Task: Report only the number of lines in this material that include "спецсигналами".

─── Exercise inputs

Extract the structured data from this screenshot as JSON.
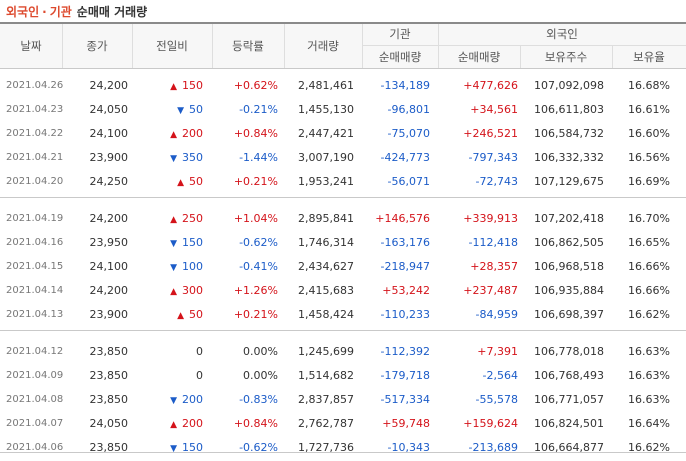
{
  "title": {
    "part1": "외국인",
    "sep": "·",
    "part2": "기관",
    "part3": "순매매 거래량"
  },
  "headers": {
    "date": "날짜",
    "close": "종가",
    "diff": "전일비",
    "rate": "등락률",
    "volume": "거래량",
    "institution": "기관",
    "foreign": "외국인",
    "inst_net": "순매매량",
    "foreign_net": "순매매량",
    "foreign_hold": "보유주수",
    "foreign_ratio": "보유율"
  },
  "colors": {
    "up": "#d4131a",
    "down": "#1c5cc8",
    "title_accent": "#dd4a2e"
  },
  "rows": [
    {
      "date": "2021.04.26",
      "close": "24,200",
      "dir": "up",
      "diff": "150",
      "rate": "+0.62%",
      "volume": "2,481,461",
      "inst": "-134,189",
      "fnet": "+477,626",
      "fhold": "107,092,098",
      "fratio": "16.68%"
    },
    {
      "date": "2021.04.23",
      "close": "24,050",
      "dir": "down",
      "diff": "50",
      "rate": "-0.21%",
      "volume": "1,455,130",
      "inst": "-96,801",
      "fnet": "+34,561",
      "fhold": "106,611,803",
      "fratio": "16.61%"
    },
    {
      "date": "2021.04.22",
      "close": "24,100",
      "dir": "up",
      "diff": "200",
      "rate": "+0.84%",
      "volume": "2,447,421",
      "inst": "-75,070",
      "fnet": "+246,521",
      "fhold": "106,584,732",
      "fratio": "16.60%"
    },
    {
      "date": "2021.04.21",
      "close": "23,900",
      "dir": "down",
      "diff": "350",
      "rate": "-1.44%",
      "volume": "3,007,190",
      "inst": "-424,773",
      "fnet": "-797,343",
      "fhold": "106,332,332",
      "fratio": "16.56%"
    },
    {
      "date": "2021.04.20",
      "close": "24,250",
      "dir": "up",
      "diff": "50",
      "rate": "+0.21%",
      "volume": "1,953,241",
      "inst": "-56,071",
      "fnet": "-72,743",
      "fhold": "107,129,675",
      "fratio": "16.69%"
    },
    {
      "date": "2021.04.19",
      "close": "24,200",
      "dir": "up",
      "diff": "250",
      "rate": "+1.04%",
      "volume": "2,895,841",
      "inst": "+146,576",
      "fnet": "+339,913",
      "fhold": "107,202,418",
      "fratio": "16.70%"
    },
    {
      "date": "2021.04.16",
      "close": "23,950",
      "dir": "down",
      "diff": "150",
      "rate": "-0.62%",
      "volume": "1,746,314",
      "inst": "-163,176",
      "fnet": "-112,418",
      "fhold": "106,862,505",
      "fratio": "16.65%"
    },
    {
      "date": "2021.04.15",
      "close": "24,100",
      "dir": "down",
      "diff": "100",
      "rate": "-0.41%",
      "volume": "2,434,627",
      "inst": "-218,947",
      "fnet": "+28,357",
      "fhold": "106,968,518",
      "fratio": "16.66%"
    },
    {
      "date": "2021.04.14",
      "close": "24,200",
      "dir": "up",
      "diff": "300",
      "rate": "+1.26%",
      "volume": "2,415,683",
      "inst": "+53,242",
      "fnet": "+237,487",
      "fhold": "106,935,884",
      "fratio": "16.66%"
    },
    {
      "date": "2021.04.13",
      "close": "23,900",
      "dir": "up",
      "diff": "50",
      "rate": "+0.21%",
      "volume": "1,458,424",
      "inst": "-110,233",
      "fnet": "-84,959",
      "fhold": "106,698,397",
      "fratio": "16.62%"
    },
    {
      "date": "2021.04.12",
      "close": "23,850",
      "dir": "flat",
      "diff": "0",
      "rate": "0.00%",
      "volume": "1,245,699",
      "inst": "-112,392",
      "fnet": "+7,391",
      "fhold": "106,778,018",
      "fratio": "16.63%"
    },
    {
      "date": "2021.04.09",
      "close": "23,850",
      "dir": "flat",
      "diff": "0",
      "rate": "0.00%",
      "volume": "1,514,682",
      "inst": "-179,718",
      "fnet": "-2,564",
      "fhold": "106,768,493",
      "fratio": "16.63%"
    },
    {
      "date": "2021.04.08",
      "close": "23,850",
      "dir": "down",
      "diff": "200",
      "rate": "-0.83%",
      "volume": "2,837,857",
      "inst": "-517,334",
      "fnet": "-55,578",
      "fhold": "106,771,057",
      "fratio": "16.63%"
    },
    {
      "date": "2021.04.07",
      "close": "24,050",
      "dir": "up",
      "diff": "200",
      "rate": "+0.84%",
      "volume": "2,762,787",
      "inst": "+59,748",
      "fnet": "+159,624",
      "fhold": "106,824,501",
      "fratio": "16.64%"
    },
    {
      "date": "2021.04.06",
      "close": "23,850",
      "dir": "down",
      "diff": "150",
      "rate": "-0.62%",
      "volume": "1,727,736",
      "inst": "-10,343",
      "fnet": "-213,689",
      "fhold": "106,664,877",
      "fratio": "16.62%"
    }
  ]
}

──────
─── Exercise inputs

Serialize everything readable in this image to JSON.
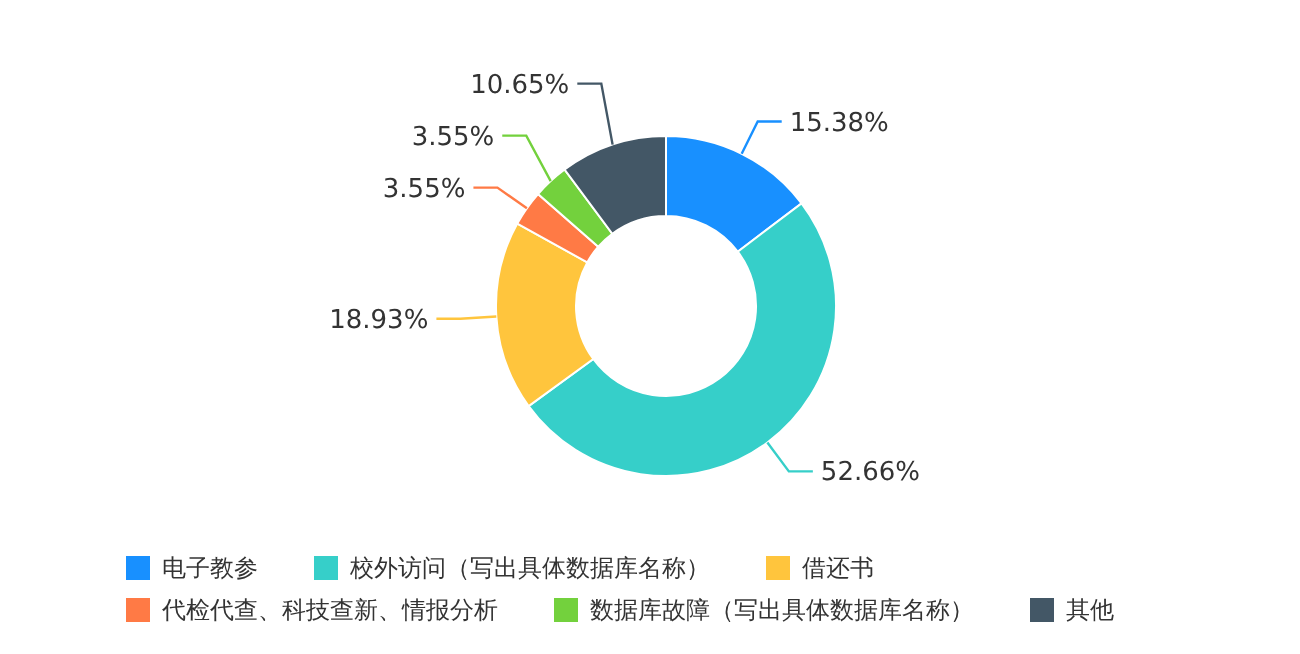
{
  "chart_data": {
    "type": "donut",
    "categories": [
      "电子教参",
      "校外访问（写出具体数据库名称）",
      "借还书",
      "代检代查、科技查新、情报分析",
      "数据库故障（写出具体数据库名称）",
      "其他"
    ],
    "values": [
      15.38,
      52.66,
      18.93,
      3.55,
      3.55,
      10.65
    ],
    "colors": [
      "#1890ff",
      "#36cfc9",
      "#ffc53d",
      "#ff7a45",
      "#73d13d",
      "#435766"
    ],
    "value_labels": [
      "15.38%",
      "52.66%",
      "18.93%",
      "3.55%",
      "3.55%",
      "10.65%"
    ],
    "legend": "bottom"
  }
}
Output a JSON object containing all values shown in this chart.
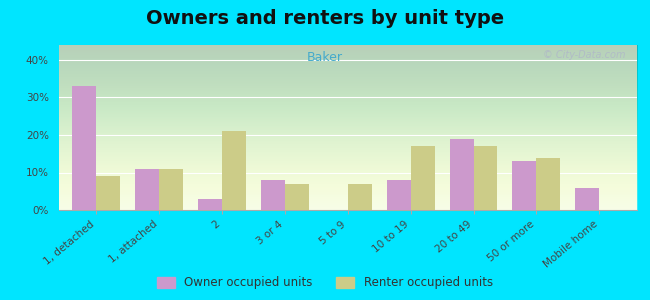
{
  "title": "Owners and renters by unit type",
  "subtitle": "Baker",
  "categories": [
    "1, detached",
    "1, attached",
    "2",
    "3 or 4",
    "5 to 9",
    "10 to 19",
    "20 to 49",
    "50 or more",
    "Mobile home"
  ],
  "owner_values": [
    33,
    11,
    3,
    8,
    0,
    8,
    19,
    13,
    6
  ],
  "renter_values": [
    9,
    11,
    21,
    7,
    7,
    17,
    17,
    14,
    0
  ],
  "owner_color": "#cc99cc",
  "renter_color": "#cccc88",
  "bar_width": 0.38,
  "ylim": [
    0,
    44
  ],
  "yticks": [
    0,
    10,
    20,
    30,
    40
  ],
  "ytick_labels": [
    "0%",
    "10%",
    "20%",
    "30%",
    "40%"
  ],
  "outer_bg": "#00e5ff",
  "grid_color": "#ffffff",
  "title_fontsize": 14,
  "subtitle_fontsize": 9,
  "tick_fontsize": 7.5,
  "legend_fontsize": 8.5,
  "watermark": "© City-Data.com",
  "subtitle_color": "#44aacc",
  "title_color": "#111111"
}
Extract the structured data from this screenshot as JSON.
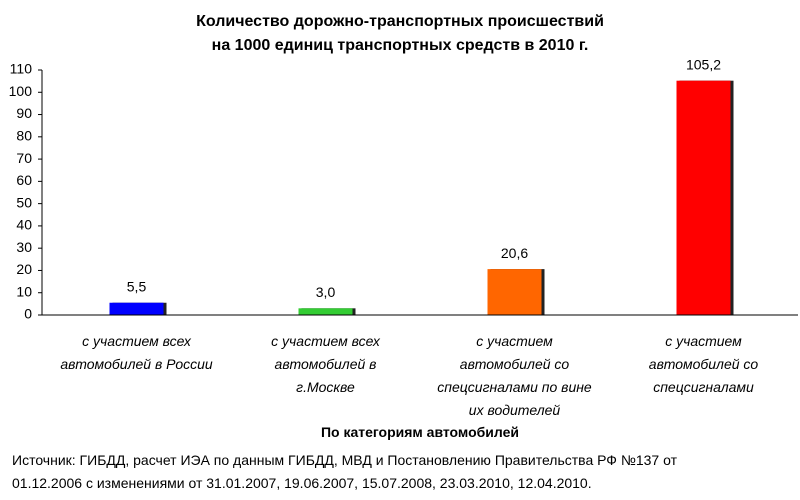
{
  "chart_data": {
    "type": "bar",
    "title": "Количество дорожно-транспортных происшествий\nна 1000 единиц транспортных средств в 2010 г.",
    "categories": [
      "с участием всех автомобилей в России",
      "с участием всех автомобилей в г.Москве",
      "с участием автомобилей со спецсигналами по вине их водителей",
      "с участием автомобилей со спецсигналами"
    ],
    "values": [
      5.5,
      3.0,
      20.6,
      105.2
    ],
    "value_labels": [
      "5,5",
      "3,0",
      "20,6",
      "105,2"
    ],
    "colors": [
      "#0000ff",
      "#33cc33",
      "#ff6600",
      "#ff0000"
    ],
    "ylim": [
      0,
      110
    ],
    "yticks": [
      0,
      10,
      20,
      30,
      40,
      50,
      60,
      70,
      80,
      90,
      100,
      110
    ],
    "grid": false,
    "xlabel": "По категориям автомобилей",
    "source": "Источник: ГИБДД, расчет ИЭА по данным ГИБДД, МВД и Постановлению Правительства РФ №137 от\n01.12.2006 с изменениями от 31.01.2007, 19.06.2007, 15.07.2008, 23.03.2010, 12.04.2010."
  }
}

──────
─── Exercise inputs

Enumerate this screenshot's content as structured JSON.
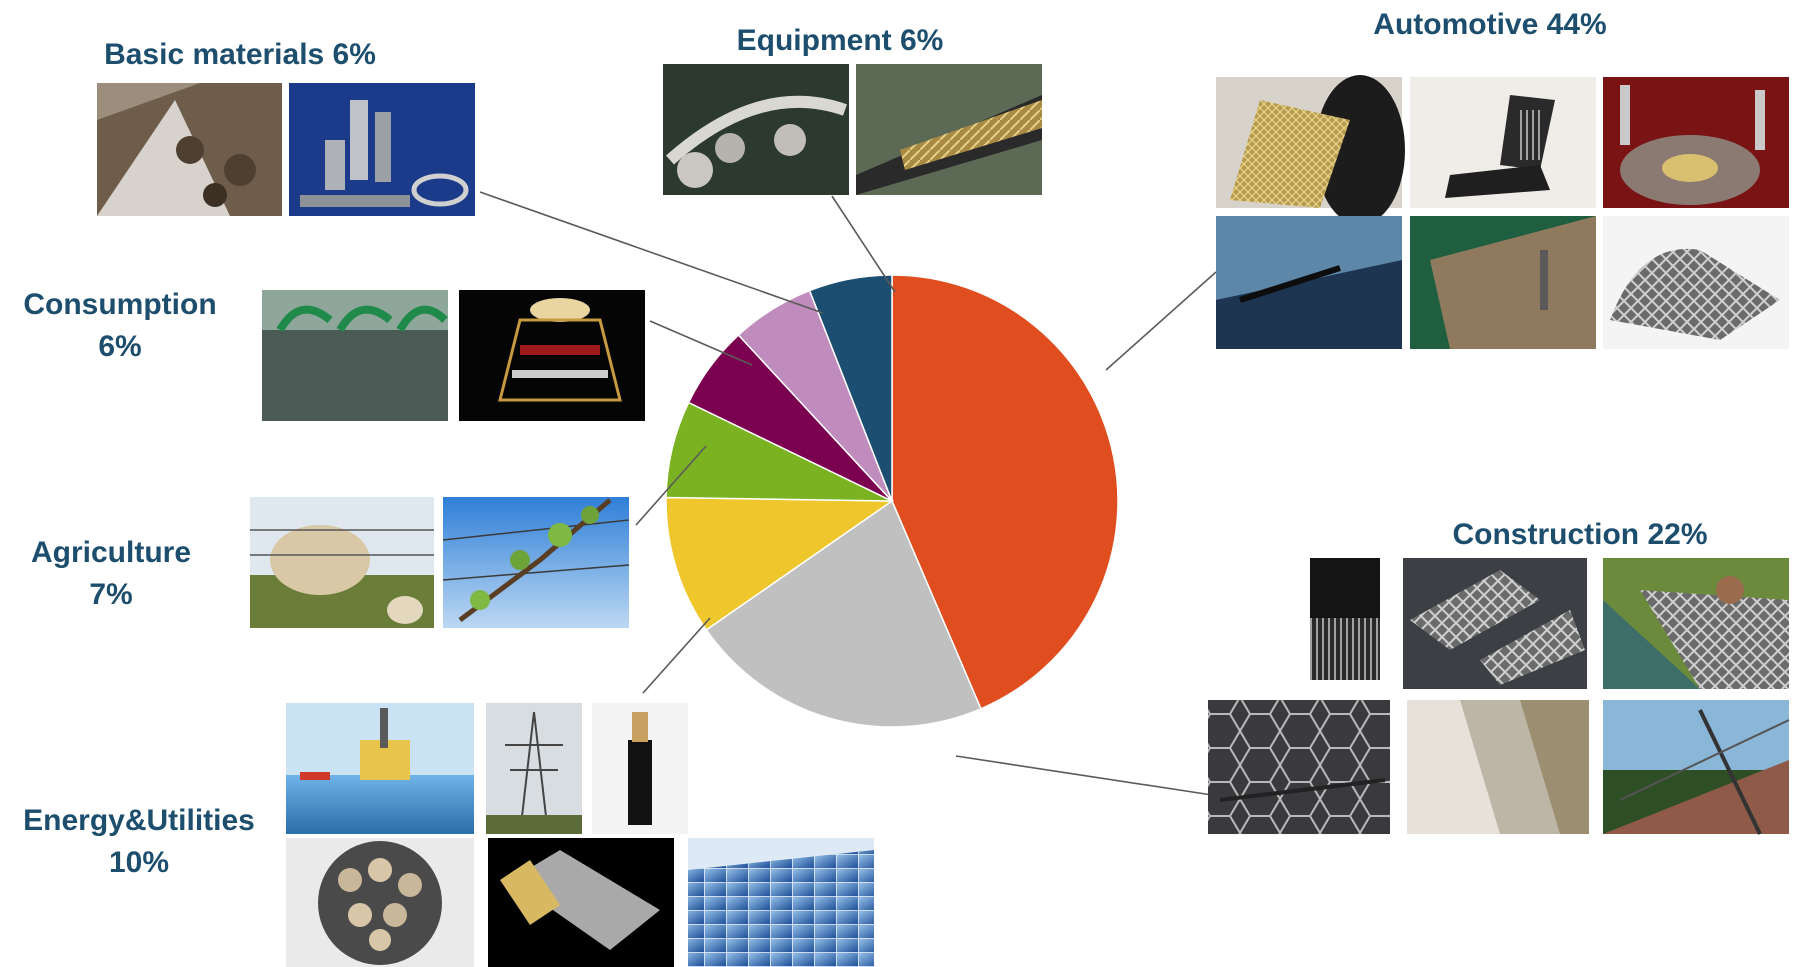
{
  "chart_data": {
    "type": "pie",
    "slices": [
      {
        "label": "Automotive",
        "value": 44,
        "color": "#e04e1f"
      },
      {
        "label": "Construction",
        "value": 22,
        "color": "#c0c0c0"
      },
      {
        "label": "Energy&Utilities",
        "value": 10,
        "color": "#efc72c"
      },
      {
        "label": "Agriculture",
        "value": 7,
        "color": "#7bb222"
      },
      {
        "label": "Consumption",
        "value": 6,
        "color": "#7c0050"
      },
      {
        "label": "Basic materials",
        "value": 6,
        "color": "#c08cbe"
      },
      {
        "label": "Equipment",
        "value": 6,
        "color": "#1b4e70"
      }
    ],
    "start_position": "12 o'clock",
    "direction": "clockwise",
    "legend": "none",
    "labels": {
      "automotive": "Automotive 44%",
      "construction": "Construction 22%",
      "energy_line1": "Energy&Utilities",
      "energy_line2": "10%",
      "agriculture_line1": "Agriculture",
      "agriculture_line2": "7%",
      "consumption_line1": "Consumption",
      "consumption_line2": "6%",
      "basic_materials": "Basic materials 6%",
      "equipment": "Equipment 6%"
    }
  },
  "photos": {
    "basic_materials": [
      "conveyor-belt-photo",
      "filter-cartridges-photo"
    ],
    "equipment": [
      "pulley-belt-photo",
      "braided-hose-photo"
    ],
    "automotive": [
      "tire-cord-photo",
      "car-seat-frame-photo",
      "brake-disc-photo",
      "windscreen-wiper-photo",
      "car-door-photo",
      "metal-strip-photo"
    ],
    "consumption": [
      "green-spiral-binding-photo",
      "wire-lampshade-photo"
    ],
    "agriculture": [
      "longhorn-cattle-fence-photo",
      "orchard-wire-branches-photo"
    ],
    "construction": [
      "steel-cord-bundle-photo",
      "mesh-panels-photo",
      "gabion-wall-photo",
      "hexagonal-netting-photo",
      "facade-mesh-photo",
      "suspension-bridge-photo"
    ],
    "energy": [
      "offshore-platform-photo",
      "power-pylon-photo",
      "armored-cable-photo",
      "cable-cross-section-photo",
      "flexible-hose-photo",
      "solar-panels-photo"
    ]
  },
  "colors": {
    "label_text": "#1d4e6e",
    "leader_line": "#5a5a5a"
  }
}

──────

Answer for the task: 2